◆ WORK TO DO ◆
Extract the items verbatim, beginning with the first line and continuing through the line that contains "list-item: 4211ᵃA 8,4".

BEGIN DATA EXTRACT

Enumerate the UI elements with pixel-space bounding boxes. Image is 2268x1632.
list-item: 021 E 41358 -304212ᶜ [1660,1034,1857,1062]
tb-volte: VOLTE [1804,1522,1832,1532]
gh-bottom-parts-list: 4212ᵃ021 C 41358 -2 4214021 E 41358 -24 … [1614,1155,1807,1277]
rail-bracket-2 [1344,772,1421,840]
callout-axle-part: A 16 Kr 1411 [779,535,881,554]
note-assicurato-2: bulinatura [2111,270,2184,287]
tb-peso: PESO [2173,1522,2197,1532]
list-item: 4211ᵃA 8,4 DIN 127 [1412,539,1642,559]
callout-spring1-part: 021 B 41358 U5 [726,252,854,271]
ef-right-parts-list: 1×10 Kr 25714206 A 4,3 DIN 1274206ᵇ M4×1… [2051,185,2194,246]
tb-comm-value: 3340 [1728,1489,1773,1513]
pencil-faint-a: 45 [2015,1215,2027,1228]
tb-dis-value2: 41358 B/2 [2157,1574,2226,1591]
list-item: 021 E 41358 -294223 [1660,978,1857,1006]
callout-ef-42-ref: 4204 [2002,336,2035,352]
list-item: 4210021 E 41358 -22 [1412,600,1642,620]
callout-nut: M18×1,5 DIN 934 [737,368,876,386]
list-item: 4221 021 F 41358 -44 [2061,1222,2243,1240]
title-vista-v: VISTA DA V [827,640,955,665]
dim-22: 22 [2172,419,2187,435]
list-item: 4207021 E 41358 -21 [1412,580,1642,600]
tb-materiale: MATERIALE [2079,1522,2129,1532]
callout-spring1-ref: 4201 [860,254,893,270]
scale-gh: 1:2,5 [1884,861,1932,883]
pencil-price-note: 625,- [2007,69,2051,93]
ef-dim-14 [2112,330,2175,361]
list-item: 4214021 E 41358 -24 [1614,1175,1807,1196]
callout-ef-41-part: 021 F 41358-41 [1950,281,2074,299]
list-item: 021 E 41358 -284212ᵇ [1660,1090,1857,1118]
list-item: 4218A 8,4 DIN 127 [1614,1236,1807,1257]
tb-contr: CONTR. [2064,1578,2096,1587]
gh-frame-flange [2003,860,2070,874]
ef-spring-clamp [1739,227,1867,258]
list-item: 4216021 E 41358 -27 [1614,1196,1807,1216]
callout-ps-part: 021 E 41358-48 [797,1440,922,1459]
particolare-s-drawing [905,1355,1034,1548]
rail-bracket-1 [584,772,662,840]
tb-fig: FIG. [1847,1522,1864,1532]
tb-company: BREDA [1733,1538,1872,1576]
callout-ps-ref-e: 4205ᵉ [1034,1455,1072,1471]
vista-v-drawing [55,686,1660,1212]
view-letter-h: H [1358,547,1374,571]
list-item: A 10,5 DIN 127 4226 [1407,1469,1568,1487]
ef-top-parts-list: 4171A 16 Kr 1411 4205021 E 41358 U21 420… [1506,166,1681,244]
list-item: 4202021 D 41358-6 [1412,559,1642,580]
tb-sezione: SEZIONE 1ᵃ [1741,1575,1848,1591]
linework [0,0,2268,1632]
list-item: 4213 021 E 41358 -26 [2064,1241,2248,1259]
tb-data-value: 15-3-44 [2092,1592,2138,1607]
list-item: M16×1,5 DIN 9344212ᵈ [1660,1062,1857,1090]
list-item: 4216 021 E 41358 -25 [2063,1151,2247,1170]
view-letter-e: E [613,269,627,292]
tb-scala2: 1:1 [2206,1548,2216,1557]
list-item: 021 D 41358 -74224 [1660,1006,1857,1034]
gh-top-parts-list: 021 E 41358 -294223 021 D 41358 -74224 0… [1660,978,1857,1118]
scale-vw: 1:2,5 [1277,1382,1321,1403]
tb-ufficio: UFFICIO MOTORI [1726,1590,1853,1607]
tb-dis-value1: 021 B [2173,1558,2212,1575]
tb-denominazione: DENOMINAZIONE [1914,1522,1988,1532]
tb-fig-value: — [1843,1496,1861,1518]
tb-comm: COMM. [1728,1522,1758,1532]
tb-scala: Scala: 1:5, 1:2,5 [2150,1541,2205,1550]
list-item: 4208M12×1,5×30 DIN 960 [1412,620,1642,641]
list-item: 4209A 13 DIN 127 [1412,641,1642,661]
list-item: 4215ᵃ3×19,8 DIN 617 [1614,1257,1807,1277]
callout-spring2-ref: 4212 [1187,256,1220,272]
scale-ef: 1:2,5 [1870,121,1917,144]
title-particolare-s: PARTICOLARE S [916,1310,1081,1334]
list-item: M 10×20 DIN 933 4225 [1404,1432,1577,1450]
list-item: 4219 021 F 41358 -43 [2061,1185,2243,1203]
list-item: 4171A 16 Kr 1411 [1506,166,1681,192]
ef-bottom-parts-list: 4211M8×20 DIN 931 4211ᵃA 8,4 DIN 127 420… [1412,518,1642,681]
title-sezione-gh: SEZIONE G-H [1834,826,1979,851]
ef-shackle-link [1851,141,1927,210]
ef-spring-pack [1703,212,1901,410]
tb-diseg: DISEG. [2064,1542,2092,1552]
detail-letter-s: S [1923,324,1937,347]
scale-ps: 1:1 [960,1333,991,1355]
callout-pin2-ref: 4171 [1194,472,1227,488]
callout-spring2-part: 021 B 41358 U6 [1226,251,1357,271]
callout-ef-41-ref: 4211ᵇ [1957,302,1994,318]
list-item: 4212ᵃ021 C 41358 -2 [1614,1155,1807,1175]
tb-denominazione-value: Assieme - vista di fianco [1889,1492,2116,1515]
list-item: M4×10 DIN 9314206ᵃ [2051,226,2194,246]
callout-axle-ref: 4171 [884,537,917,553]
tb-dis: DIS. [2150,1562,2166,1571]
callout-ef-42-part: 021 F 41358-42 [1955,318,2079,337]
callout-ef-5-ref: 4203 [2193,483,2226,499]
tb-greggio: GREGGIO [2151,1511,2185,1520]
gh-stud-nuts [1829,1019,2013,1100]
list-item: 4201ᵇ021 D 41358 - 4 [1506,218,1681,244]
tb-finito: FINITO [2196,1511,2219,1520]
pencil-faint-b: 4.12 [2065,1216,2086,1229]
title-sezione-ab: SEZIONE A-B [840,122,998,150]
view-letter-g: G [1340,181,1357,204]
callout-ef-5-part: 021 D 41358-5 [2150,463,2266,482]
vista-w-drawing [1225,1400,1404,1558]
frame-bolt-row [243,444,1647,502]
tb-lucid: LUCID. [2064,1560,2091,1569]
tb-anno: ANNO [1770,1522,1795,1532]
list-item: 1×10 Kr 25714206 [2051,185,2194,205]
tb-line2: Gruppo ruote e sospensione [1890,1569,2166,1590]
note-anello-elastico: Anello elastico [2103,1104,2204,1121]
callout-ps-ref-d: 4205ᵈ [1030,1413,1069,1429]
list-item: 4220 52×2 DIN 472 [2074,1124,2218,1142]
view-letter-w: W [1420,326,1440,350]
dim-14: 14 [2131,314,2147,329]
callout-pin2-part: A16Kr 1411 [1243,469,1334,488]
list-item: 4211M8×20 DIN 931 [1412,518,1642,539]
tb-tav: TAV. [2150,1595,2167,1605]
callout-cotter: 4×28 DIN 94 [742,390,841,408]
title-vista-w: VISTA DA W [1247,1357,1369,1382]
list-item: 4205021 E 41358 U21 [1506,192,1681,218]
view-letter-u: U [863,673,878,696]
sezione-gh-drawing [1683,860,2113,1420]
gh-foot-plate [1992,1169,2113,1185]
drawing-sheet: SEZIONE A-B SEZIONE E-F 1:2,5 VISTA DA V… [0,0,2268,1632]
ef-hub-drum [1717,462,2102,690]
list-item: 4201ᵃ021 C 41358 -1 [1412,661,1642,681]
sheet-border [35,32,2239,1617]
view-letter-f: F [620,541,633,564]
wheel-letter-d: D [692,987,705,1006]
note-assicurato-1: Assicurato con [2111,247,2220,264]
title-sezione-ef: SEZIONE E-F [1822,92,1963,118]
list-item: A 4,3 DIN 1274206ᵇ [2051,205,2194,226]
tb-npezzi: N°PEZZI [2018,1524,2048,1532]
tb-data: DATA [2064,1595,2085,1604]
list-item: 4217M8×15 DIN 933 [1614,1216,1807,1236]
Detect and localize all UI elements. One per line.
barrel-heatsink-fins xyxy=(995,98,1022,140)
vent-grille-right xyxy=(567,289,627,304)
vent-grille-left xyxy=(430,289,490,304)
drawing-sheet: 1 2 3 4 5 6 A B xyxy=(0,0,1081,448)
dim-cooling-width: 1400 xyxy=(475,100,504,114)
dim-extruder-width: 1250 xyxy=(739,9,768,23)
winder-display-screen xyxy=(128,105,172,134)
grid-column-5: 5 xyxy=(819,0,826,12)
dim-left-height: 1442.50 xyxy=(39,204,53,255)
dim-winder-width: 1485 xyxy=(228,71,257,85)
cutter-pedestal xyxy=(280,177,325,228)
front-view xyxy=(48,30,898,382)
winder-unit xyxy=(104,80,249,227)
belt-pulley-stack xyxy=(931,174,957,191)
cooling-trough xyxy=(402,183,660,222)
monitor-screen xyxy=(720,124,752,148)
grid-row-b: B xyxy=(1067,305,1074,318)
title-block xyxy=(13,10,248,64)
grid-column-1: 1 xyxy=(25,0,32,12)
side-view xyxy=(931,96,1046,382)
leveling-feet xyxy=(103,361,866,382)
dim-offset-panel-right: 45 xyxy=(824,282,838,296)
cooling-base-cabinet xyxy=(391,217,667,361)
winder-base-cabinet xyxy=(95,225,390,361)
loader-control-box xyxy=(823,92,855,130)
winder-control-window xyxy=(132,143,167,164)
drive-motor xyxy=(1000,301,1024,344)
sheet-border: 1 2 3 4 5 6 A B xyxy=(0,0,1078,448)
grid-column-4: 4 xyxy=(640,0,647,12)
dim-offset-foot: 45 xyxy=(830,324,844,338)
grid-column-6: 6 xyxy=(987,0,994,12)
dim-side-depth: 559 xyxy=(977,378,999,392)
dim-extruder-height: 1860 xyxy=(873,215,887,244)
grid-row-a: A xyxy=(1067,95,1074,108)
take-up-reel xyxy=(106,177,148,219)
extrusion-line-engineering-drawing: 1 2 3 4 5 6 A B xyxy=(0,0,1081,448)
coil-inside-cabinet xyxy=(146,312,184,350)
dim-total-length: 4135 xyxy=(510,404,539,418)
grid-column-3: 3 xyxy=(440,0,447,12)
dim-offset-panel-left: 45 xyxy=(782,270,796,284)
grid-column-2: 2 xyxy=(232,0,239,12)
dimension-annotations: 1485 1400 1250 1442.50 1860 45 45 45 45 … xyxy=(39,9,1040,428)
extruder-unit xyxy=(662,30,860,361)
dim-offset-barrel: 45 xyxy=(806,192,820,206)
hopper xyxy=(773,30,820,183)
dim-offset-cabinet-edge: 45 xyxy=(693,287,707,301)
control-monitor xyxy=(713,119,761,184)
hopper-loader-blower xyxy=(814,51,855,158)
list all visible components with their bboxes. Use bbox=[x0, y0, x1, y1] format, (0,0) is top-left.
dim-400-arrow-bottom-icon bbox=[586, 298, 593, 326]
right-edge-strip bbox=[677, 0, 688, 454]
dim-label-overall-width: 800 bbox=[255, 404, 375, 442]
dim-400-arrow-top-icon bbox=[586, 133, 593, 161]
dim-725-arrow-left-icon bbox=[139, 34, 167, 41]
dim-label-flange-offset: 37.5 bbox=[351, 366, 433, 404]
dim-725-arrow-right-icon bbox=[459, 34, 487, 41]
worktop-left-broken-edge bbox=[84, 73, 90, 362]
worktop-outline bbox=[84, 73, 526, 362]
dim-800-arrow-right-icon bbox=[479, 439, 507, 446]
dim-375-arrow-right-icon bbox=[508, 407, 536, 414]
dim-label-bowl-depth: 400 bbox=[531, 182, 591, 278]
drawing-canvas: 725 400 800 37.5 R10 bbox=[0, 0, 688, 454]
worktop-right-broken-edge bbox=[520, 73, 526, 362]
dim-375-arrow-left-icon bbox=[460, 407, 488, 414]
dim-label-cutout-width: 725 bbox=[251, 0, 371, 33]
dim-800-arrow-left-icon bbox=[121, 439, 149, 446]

END DATA EXTRACT

◆ EXERCISE SOLUTION ◆
Enumerate the UI elements with pixel-space bounding boxes. Image is 2268x1632.
list-item: 021 E 41358 -304212ᶜ [1660,1034,1857,1062]
tb-volte: VOLTE [1804,1522,1832,1532]
gh-bottom-parts-list: 4212ᵃ021 C 41358 -2 4214021 E 41358 -24 … [1614,1155,1807,1277]
rail-bracket-2 [1344,772,1421,840]
callout-axle-part: A 16 Kr 1411 [779,535,881,554]
note-assicurato-2: bulinatura [2111,270,2184,287]
tb-peso: PESO [2173,1522,2197,1532]
list-item: 4211ᵃA 8,4 DIN 127 [1412,539,1642,559]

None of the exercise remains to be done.